● **What is asked**
Find each line with the word "been" and state how many there are, nothing more.

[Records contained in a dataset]

■ ■ ■

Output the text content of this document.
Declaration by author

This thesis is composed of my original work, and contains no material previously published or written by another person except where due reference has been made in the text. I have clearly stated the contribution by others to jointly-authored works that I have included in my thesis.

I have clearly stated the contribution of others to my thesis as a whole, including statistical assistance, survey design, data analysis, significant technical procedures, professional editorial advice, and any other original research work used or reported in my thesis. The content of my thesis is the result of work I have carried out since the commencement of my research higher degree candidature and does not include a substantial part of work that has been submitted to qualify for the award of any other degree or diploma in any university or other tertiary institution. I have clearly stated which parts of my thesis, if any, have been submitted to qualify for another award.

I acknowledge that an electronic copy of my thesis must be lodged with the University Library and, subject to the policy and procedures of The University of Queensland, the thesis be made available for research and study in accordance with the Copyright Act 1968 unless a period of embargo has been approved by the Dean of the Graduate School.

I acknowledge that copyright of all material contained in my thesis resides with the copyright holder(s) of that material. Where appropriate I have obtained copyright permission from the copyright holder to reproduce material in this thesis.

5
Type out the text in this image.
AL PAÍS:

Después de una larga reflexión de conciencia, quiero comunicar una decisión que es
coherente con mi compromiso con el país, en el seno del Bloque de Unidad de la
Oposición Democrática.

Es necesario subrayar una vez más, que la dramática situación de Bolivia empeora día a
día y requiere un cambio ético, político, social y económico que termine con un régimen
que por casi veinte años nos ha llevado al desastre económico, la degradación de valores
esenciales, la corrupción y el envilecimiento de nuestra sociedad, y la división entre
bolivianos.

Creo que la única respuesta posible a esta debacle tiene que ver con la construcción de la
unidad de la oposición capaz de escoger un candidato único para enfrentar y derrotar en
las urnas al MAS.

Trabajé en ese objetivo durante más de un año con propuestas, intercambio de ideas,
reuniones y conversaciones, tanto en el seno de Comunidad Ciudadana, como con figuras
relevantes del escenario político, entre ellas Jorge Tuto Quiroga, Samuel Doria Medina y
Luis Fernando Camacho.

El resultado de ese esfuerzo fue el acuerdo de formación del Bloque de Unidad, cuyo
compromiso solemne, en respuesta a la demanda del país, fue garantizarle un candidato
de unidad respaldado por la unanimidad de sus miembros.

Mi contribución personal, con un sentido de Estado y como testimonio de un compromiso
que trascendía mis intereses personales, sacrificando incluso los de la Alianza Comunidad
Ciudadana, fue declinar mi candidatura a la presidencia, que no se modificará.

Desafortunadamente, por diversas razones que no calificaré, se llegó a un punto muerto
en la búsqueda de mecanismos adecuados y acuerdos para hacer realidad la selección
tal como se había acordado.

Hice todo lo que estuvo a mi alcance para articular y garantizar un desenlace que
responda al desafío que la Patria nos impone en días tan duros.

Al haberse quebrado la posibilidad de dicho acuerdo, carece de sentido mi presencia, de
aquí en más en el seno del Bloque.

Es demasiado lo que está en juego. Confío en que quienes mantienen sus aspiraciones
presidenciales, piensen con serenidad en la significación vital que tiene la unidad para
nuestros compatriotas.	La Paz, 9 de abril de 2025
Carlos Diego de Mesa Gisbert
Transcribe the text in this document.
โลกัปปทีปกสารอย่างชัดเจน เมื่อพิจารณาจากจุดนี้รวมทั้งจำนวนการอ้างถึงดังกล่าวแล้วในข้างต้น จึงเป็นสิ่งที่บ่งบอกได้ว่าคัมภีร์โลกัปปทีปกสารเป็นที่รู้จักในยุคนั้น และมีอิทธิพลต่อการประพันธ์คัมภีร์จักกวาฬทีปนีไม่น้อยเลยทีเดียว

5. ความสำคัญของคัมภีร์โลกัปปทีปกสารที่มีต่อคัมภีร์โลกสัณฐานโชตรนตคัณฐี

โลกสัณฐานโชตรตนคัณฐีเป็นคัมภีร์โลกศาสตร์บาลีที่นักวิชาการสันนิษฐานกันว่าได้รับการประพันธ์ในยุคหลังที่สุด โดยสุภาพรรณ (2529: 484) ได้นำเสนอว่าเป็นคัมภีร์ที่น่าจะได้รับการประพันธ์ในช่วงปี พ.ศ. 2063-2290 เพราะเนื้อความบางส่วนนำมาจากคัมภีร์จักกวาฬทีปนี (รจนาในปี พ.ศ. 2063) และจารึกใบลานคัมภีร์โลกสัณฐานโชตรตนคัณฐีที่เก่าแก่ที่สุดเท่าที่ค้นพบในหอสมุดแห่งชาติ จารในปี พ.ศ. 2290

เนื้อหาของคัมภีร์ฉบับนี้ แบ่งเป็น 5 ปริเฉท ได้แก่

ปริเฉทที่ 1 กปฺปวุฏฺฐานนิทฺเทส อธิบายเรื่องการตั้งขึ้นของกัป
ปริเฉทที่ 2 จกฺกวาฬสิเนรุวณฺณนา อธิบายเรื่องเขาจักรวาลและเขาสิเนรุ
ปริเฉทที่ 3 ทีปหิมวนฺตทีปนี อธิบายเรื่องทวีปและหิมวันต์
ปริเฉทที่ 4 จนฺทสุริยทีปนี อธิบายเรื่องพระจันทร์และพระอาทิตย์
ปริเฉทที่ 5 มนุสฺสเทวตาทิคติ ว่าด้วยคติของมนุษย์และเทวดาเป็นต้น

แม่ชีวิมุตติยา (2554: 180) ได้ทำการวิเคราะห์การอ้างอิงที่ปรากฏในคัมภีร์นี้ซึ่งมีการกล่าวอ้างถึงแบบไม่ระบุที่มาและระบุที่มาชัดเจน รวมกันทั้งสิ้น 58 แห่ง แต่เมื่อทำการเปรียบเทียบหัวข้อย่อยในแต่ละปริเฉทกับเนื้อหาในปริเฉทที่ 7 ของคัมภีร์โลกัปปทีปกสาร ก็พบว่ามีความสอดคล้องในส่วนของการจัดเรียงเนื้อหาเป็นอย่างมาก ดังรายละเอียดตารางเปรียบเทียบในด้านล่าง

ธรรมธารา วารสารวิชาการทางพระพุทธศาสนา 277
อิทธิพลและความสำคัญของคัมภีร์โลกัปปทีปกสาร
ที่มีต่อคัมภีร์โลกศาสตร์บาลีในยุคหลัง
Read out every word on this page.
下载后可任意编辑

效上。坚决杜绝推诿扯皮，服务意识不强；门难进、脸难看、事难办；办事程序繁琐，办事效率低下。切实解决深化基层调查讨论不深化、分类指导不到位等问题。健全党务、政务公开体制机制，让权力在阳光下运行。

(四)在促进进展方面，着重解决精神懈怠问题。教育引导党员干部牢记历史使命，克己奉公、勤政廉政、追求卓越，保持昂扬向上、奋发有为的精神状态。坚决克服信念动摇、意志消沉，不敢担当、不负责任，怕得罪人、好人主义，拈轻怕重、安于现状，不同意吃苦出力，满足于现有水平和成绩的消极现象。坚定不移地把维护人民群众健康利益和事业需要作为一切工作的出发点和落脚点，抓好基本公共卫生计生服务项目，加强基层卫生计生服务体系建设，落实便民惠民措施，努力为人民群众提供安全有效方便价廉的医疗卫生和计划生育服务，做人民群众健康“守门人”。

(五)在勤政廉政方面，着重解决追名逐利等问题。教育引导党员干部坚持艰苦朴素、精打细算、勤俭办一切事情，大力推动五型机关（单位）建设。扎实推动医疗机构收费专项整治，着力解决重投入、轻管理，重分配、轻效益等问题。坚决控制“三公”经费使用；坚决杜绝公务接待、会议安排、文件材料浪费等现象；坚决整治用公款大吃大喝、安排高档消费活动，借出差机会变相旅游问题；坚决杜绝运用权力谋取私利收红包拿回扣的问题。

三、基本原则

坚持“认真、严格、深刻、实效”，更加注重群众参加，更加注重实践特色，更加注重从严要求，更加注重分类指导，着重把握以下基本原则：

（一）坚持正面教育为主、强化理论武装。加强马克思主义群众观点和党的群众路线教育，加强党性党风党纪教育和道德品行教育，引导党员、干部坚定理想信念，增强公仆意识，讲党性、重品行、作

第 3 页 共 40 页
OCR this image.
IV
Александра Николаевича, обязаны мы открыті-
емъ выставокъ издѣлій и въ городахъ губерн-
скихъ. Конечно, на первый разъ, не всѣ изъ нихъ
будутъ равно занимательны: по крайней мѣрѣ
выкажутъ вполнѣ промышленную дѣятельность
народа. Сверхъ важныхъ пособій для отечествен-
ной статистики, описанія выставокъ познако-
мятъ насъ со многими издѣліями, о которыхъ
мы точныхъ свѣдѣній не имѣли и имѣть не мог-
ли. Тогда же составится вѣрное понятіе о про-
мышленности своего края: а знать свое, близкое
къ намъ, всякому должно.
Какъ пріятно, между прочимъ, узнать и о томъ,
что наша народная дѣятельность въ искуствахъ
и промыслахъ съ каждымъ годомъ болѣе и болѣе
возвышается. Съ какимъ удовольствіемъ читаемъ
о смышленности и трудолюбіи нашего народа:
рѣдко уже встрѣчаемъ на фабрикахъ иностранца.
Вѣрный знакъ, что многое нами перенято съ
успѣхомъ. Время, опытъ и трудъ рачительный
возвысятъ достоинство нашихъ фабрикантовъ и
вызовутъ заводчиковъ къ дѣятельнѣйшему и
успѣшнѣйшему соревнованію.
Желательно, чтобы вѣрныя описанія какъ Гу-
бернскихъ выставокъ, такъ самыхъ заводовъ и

■ ■ ■

● **Expected answer**
3